_TRECHO DA PÁGINA_
%%
Perguntei como foi a experiência de Fujii com o machismo no ambiente de desenvolvimento. Sobre isso, ela seguiu contando fatos muito interessantes que mostram que existem barreiras, mas que quando o quesito técnico fala mais alto, elas são completamente destrutíveis:
Sofri só o machismo implícito, piadinhas, etc. No IRC todo mundo me trata como homem, aí tem o de sempre: se eu falo que sou mulher, levo já um: “VC É MULHER??!!!!???” – Fico muito triste porque a partir daí eles acham que eu sou um ET, uma raridade e ainda tem uns que acham apropriado falar aqueles “elogios”…
Uma vez,um colega meu de UFMG me disse que era mais fácil porque eu era mulher. Fiquei muito brava. Eu trabalhava desde o primeiro período, ralava muito, mas ele achava que eu conseguia as coisas porque era mulher. Eu tinha muito mais experiência que a maioria, tinha feito curso técnico no CEFET e trabalhava, mas ainda assim, ele achava que eu era boa porque todo mundo me ajudava pelo fato de ser mulher e bonita.
Esse foi o único que falou explicitamente,mas é incrível como o povo dá menos moral quando sabe que vc é mulher. O problema de comprovar que pessoas acreditam menos no seu trabalho quando você é mulher é que é preconceito velado, quase ninguém tem coragem de falar. Claro que tem gente que não: ja ouvi elogios pelo meu trabalho, mesmo quando ficavam sabendo que eu não sou homem.
%%
_EXERCÍCIOS_
**a.** Diga se cada afirmação concorda com o relato sobre machismo, citando as palavras do texto que decidem: (i) Fujii fez curso técnico no CEFET. (ii) No IRC, todos tratam Fujii como mulher. (iii) Um colega da UFMG disse a Fujii que as coisas eram mais fáceis para ela por ser mulher.
**b.** Imprima a parte do relato sobre machismo entre "Esse foi o único" e "não sou homem.", inclusive.

_DADOS EXTRAÍDOS_
%%
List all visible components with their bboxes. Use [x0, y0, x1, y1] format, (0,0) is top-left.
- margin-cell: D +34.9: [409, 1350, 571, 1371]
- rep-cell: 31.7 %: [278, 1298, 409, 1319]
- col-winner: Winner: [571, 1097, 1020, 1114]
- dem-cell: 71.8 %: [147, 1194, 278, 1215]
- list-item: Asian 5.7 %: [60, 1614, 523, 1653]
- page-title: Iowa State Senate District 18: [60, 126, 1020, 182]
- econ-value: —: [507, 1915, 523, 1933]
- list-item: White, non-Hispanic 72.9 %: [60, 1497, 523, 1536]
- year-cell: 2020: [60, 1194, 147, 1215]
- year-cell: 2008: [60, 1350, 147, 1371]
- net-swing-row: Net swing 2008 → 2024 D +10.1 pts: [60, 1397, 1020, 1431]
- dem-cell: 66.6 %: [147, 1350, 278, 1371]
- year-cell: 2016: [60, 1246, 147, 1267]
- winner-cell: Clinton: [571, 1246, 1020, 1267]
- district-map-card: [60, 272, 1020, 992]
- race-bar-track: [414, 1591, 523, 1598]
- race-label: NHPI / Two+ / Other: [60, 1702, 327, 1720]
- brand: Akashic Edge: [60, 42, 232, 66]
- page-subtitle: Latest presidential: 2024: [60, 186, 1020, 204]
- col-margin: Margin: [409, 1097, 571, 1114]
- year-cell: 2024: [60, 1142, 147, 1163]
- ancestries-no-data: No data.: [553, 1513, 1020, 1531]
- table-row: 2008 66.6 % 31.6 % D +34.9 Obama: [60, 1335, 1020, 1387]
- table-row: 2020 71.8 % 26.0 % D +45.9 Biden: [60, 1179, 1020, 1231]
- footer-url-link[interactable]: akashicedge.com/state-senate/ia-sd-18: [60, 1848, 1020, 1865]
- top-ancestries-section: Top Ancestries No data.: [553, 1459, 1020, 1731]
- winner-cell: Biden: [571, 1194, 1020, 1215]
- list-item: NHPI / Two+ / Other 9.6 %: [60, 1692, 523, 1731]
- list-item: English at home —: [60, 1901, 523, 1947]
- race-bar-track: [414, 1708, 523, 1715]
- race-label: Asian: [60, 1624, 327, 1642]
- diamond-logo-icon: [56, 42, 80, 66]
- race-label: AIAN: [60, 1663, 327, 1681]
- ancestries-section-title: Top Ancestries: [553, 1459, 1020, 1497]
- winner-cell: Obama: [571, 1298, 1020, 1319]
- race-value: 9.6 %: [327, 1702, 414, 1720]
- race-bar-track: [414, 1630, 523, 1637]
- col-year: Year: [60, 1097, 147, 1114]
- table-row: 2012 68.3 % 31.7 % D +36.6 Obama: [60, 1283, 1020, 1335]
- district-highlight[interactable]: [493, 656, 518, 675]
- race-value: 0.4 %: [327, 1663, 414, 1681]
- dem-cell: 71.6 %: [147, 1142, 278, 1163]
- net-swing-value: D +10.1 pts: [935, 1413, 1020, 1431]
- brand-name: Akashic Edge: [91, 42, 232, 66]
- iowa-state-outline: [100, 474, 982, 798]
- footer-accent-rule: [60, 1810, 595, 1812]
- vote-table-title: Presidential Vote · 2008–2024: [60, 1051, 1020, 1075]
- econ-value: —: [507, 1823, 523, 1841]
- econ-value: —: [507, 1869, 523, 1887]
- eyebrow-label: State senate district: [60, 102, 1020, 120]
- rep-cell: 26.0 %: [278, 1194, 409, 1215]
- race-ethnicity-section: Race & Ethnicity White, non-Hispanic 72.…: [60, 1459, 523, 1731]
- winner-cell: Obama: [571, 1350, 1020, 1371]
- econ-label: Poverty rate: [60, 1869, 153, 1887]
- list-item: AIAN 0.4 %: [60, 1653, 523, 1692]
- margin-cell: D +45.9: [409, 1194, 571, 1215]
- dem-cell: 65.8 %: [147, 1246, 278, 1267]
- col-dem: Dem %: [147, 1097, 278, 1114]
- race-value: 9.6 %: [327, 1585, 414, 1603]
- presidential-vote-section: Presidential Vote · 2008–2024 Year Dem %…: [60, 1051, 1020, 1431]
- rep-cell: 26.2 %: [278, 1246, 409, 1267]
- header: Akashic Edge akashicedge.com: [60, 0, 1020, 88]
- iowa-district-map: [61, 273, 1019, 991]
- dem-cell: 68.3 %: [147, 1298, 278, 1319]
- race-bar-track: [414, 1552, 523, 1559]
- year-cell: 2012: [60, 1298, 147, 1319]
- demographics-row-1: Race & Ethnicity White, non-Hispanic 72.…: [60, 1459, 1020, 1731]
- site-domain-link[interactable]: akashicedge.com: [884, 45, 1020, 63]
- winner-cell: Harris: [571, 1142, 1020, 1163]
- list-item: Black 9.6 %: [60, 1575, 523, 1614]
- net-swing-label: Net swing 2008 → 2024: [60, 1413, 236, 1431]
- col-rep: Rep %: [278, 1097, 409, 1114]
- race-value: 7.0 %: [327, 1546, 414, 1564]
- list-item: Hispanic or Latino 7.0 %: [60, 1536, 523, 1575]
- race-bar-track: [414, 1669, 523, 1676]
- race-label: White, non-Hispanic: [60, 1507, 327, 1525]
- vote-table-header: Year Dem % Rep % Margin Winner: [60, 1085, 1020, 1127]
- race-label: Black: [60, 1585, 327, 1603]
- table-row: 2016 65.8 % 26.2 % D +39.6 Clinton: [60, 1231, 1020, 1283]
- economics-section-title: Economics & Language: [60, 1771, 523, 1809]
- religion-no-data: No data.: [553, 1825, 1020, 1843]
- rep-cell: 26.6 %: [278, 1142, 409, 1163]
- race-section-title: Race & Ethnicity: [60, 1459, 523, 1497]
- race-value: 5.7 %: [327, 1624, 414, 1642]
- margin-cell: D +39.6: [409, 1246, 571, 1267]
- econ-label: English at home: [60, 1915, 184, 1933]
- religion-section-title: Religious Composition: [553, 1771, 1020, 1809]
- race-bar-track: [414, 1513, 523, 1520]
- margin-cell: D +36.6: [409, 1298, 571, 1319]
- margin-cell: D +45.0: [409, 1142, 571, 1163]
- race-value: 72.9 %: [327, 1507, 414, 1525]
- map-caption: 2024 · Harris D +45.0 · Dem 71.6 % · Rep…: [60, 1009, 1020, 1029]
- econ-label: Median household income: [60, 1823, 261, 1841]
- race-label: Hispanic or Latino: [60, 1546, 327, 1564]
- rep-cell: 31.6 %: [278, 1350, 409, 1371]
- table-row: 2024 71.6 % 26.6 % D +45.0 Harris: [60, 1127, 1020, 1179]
%%
_RESPOSTAS_
**a.**
(i) Sim: "tinha feito curso técnico no CEFET"
(ii) Não: "No IRC todo mundo me trata como homem"
(iii) Sim: "um colega meu de UFMG me disse que era mais fácil porque eu era mulher"

**b.**
Esse foi o único que falou explicitamente,mas é incrível como o povo dá menos moral quando sabe que vc é mulher. O problema de comprovar que pessoas acreditam menos no seu trabalho quando você é mulher é que é preconceito velado, quase ninguém tem coragem de falar. Claro que tem gente que não: ja ouvi elogios pelo meu trabalho, mesmo quando ficavam sabendo que eu não sou homem.